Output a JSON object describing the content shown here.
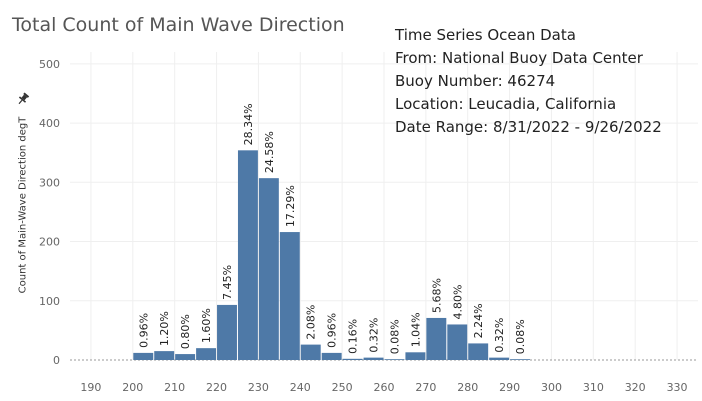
{
  "title": "Total Count of Main Wave Direction",
  "info": {
    "line1": "Time Series Ocean Data",
    "line2": "From: National Buoy Data Center",
    "line3": "Buoy Number: 46274",
    "line4": "Location: Leucadia, California",
    "line5": "Date Range: 8/31/2022 - 9/26/2022"
  },
  "colors": {
    "bar": "#4e79a7",
    "grid": "#efefef",
    "axis_text": "#666666"
  },
  "icons": {
    "pin": "pin-icon"
  },
  "chart_data": {
    "type": "bar",
    "title": "Total Count of Main Wave Direction",
    "xlabel": "",
    "ylabel": "Count of Main-Wave Direction degT",
    "bin_width": 5,
    "xlim": [
      185,
      335
    ],
    "ylim": [
      0,
      520
    ],
    "x_ticks": [
      190,
      200,
      210,
      220,
      230,
      240,
      250,
      260,
      270,
      280,
      290,
      300,
      310,
      320,
      330
    ],
    "y_ticks": [
      0,
      100,
      200,
      300,
      400,
      500
    ],
    "grid": true,
    "bins": [
      {
        "start": 200,
        "value": 12,
        "label": "0.96%"
      },
      {
        "start": 205,
        "value": 15,
        "label": "1.20%"
      },
      {
        "start": 210,
        "value": 10,
        "label": "0.80%"
      },
      {
        "start": 215,
        "value": 20,
        "label": "1.60%"
      },
      {
        "start": 220,
        "value": 93,
        "label": "7.45%"
      },
      {
        "start": 225,
        "value": 354,
        "label": "28.34%"
      },
      {
        "start": 230,
        "value": 307,
        "label": "24.58%"
      },
      {
        "start": 235,
        "value": 216,
        "label": "17.29%"
      },
      {
        "start": 240,
        "value": 26,
        "label": "2.08%"
      },
      {
        "start": 245,
        "value": 12,
        "label": "0.96%"
      },
      {
        "start": 250,
        "value": 2,
        "label": "0.16%"
      },
      {
        "start": 255,
        "value": 4,
        "label": "0.32%"
      },
      {
        "start": 260,
        "value": 1,
        "label": "0.08%"
      },
      {
        "start": 265,
        "value": 13,
        "label": "1.04%"
      },
      {
        "start": 270,
        "value": 71,
        "label": "5.68%"
      },
      {
        "start": 275,
        "value": 60,
        "label": "4.80%"
      },
      {
        "start": 280,
        "value": 28,
        "label": "2.24%"
      },
      {
        "start": 285,
        "value": 4,
        "label": "0.32%"
      },
      {
        "start": 290,
        "value": 1,
        "label": "0.08%"
      }
    ]
  }
}
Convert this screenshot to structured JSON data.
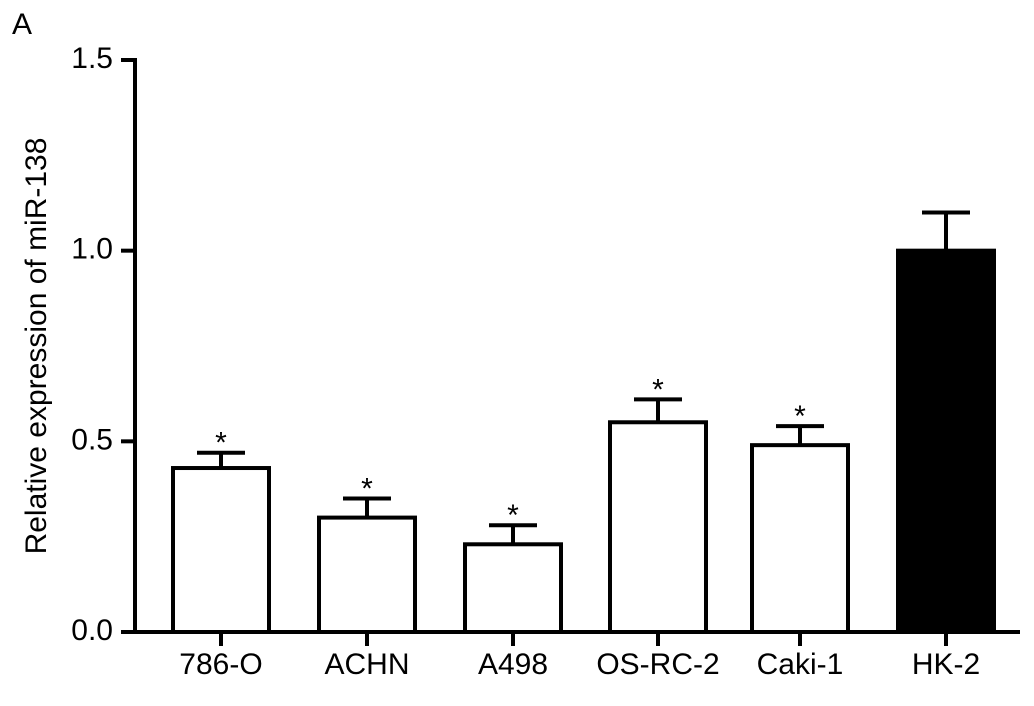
{
  "chart_data": {
    "type": "bar",
    "panel_label": "A",
    "ylabel": "Relative expression of miR-138",
    "categories": [
      "786-O",
      "ACHN",
      "A498",
      "OS-RC-2",
      "Caki-1",
      "HK-2"
    ],
    "values": [
      0.43,
      0.3,
      0.23,
      0.55,
      0.49,
      1.0
    ],
    "errors": [
      0.04,
      0.05,
      0.05,
      0.06,
      0.05,
      0.1
    ],
    "annotations": [
      "*",
      "*",
      "*",
      "*",
      "*",
      null
    ],
    "colors": [
      "#ffffff",
      "#ffffff",
      "#ffffff",
      "#ffffff",
      "#ffffff",
      "#000000"
    ],
    "ylim": [
      0,
      1.5
    ],
    "yticks": [
      {
        "value": 0,
        "label": "0.0"
      },
      0.5,
      {
        "value": 1,
        "label": "1.0"
      },
      1.5
    ],
    "grid": false
  }
}
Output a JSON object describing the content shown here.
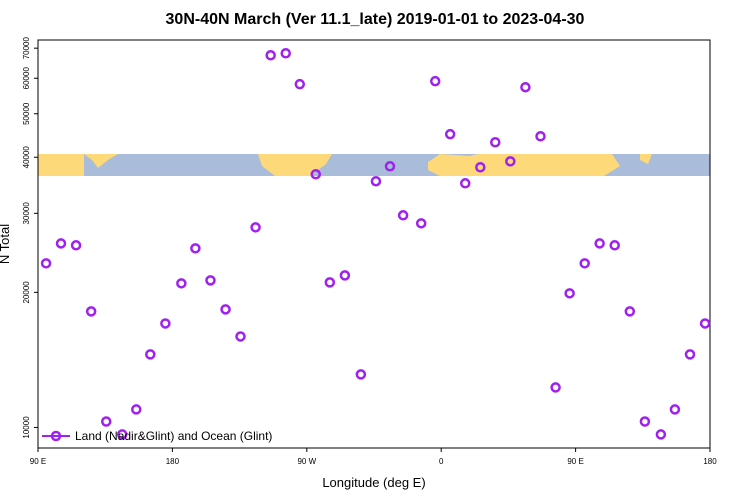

────────────────────────────────────────

**What is being asked:**
Return the whole listing, word for word, and leave out every picture.

**Full output:**
Output a JSON object describing the content shown here.
{
  "title": "Total Count of Main Wave Direction",
  "info": {
    "line1": "Time Series Ocean Data",
    "line2": "From: National Buoy Data Center",
    "line3": "Buoy Number: 46274",
    "line4": "Location: Leucadia, California",
    "line5": "Date Range: 8/31/2022 - 9/26/2022"
  },
  "colors": {
    "bar": "#4e79a7",
    "grid": "#efefef",
    "axis_text": "#666666"
  },
  "icons": {
    "pin": "pin-icon"
  },
  "chart_data": {
    "type": "bar",
    "title": "Total Count of Main Wave Direction",
    "xlabel": "",
    "ylabel": "Count of Main-Wave Direction degT",
    "bin_width": 5,
    "xlim": [
      185,
      335
    ],
    "ylim": [
      0,
      520
    ],
    "x_ticks": [
      190,
      200,
      210,
      220,
      230,
      240,
      250,
      260,
      270,
      280,
      290,
      300,
      310,
      320,
      330
    ],
    "y_ticks": [
      0,
      100,
      200,
      300,
      400,
      500
    ],
    "grid": true,
    "bins": [
      {
        "start": 200,
        "value": 12,
        "label": "0.96%"
      },
      {
        "start": 205,
        "value": 15,
        "label": "1.20%"
      },
      {
        "start": 210,
        "value": 10,
        "label": "0.80%"
      },
      {
        "start": 215,
        "value": 20,
        "label": "1.60%"
      },
      {
        "start": 220,
        "value": 93,
        "label": "7.45%"
      },
      {
        "start": 225,
        "value": 354,
        "label": "28.34%"
      },
      {
        "start": 230,
        "value": 307,
        "label": "24.58%"
      },
      {
        "start": 235,
        "value": 216,
        "label": "17.29%"
      },
      {
        "start": 240,
        "value": 26,
        "label": "2.08%"
      },
      {
        "start": 245,
        "value": 12,
        "label": "0.96%"
      },
      {
        "start": 250,
        "value": 2,
        "label": "0.16%"
      },
      {
        "start": 255,
        "value": 4,
        "label": "0.32%"
      },
      {
        "start": 260,
        "value": 1,
        "label": "0.08%"
      },
      {
        "start": 265,
        "value": 13,
        "label": "1.04%"
      },
      {
        "start": 270,
        "value": 71,
        "label": "5.68%"
      },
      {
        "start": 275,
        "value": 60,
        "label": "4.80%"
      },
      {
        "start": 280,
        "value": 28,
        "label": "2.24%"
      },
      {
        "start": 285,
        "value": 4,
        "label": "0.32%"
      },
      {
        "start": 290,
        "value": 1,
        "label": "0.08%"
      }
    ]
  }
}
Convert this screenshot to structured JSON data.
{
  "chart_data": {
    "type": "bar",
    "panel_label": "A",
    "ylabel": "Relative expression of miR-138",
    "categories": [
      "786-O",
      "ACHN",
      "A498",
      "OS-RC-2",
      "Caki-1",
      "HK-2"
    ],
    "values": [
      0.43,
      0.3,
      0.23,
      0.55,
      0.49,
      1.0
    ],
    "errors": [
      0.04,
      0.05,
      0.05,
      0.06,
      0.05,
      0.1
    ],
    "annotations": [
      "*",
      "*",
      "*",
      "*",
      "*",
      null
    ],
    "colors": [
      "#ffffff",
      "#ffffff",
      "#ffffff",
      "#ffffff",
      "#ffffff",
      "#000000"
    ],
    "ylim": [
      0,
      1.5
    ],
    "yticks": [
      {
        "value": 0,
        "label": "0.0"
      },
      0.5,
      {
        "value": 1,
        "label": "1.0"
      },
      1.5
    ],
    "grid": false
  }
}
Output a JSON object describing the content shown here.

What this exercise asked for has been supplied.